*Dataset rows describing interfaces*.
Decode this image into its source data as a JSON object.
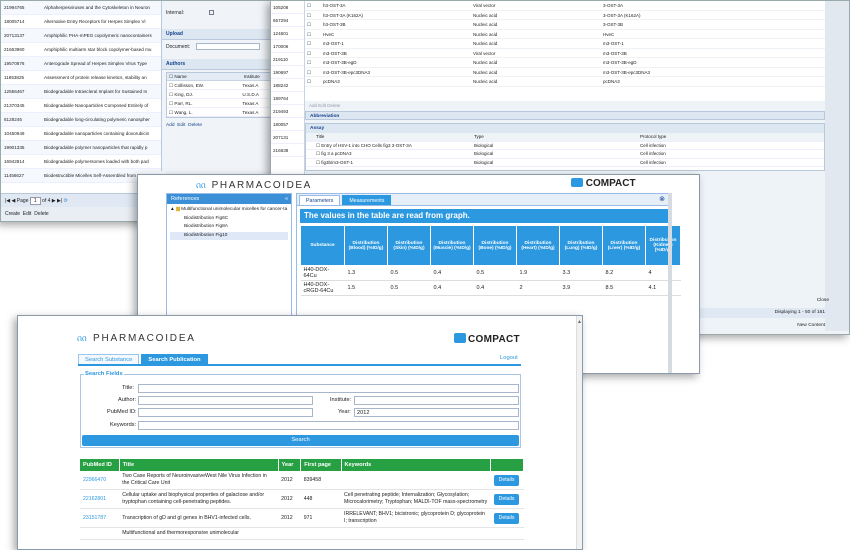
{
  "w1": {
    "ids": [
      "21994765",
      "18005714",
      "20713137",
      "21663960",
      "19570876",
      "11853825",
      "12556467",
      "21370345",
      "6128245",
      "10450949",
      "19901335",
      "16942814",
      "11456627"
    ],
    "titles": [
      "Alphaherpesviruses and the Cytoskeleton in Neuron",
      "Alternative Entry Receptors for Herpes Simplex Vi",
      "Amphiphilic PHA-mPEG copolymeric nanocontainers",
      "Amphiphilic multiarm star block copolymer-based mu",
      "Anterograde Spread of Herpes Simplex Virus Type",
      "Assessment of protein release kinetics, stability an",
      "Biodegradable Intrascleral Implant for Sustained In",
      "Biodegradable Nanoparticles Composed Entirely of",
      "Biodegradable long-circulating polymeric nanospher",
      "Biodegradable nanoparticles containing doxorubicin",
      "Biodegradable polymer nanoparticles that rapidly p",
      "Biodegradable polymersomes loaded with both pacl",
      "Biodestructible Micelles Self-Assembled from Ar"
    ],
    "pager": {
      "page_label": "Page",
      "page": "1",
      "of": "of 4"
    },
    "actions": [
      "Create",
      "Edit",
      "Delete"
    ],
    "form": {
      "internal_label": "Internal:",
      "upload_section": "Upload",
      "document_label": "Document:",
      "authors_section": "Authors",
      "author_cols": [
        "Name",
        "Institute"
      ],
      "authors": [
        {
          "name": "Collisson, EW.",
          "inst": "Texas A"
        },
        {
          "name": "King, DJ.",
          "inst": "U.S.D.A"
        },
        {
          "name": "Parr, RL.",
          "inst": "Texas A"
        },
        {
          "name": "Wang, L.",
          "inst": "Texas A"
        }
      ],
      "author_actions": [
        "Add",
        "Edit",
        "Delete"
      ]
    }
  },
  "w2": {
    "left_ids": [
      "105208",
      "657294",
      "124601",
      "170006",
      "219110",
      "190697",
      "188242",
      "189764",
      "219493",
      "180057",
      "207131",
      "216638"
    ],
    "rows": [
      {
        "a": "h3-OST-3A",
        "b": "Viral vector",
        "c": "3-OST-3A"
      },
      {
        "a": "h3-OST-3A (K162A)",
        "b": "Nucleic acid",
        "c": "3-OST-3A (K162A)"
      },
      {
        "a": "h3-OST-3B",
        "b": "Nucleic acid",
        "c": "3-OST-3B"
      },
      {
        "a": "HveC",
        "b": "Nucleic acid",
        "c": "HveC"
      },
      {
        "a": "m3-OST-1",
        "b": "Nucleic acid",
        "c": "m3-OST-1"
      },
      {
        "a": "m3-OST-3B",
        "b": "Viral vector",
        "c": "m3-OST-3B"
      },
      {
        "a": "m3-OST-3B-egD",
        "b": "Nucleic acid",
        "c": "m3-OST-3B-egD"
      },
      {
        "a": "m3-OST-3B-epc3DNA3",
        "b": "Nucleic acid",
        "c": "m3-OST-3B-epc3DNA3"
      },
      {
        "a": "pcDNA3",
        "b": "Nucleic acid",
        "c": "pcDNA3"
      }
    ],
    "grid_actions": "Add   Edit   Delete",
    "abbr_label": "Abbreviation",
    "assay_label": "Assay",
    "assay_cols": [
      "Title",
      "Type",
      "Protocol type"
    ],
    "assay_rows": [
      {
        "a": "Entry of HSV-1 into CHO Cells fig3 3-OST-3A",
        "b": "Biological",
        "c": "Cell infection"
      },
      {
        "a": "fig 3 a pcDNA3",
        "b": "Biological",
        "c": "Cell infection"
      },
      {
        "a": "fig3b/m3-OST-1",
        "b": "Biological",
        "c": "Cell infection"
      }
    ],
    "close_label": "Close",
    "displaying": "Displaying 1 - 50 of 161",
    "new_content": "New Content"
  },
  "w3": {
    "logo": "PHARMACOIDEA",
    "compact": "COMPACT",
    "ref_header": "References",
    "tree_root": "Multifunctional unimolecular micelles for cancer-ta",
    "tree_items": [
      "Biodistribution Fig6C",
      "Biodistribution Fig8A",
      "Biodistribution Fig10"
    ],
    "tabs": [
      "Parameters",
      "Measurements"
    ],
    "banner": "The values in the table are read from graph.",
    "headers": [
      "Substance",
      "Distribution (Blood) (%ID/g)",
      "Distribution (Skin) (%ID/g)",
      "Distribution (Muscle) (%ID/g)",
      "Distribution (Bone) (%ID/g)",
      "Distribution (Heart) (%ID/g)",
      "Distribution (Lung) (%ID/g)",
      "Distribution (Liver) (%ID/g)",
      "Distribution (Kidney) (%ID/g)"
    ],
    "rows": [
      [
        "H40-DOX-64Cu",
        "1.3",
        "0.5",
        "0.4",
        "0.5",
        "1.9",
        "3.3",
        "8.2",
        "4"
      ],
      [
        "H40-DOX-cRGD-64Cu",
        "1.5",
        "0.5",
        "0.4",
        "0.4",
        "2",
        "3.9",
        "8.5",
        "4.1"
      ]
    ]
  },
  "w4": {
    "logo": "PHARMACOIDEA",
    "compact": "COMPACT",
    "tabs": [
      "Search Substance",
      "Search Publication"
    ],
    "logout": "Logout",
    "fieldset_legend": "Search Fields",
    "labels": {
      "title": "Title:",
      "author": "Author:",
      "institute": "Institute:",
      "pubmed": "PubMed ID:",
      "year": "Year:",
      "keywords": "Keywords:"
    },
    "year_value": "2012",
    "search_label": "Search",
    "cols": [
      "PubMed ID",
      "Title",
      "Year",
      "First page",
      "Keywords",
      ""
    ],
    "details_label": "Details",
    "results": [
      {
        "id": "22966470",
        "title": "Two Case Reports of NeuroinvasiveWest Nile Virus Infection in the Critical Care Unit",
        "year": "2012",
        "page": "839458",
        "kw": ""
      },
      {
        "id": "22162801",
        "title": "Cellular uptake and biophysical properties of galactose and/or tryptophan containing cell-penetrating peptides.",
        "year": "2012",
        "page": "448",
        "kw": "Cell penetrating peptide; Internalization; Glycosylation; Microcalorimetry; Tryptophan; MALDI-TOF mass-spectrometry"
      },
      {
        "id": "23151787",
        "title": "Transcription of gD and gI genes in BHV1-infected cells.",
        "year": "2012",
        "page": "971",
        "kw": "IRRELEVANT; BHV1; bicistronic; glycoprotein D; glycoprotein I; transcription"
      },
      {
        "id": "",
        "title": "Multifunctional and thermoresponsive unimolecular",
        "year": "",
        "page": "",
        "kw": ""
      }
    ]
  }
}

*TASK DIRECTIONS*.
What is the number of lines in the records that hold the word "Biodegradable"? Answer with that number by itself.

*ANSWER TO THIS PROBLEM*.
6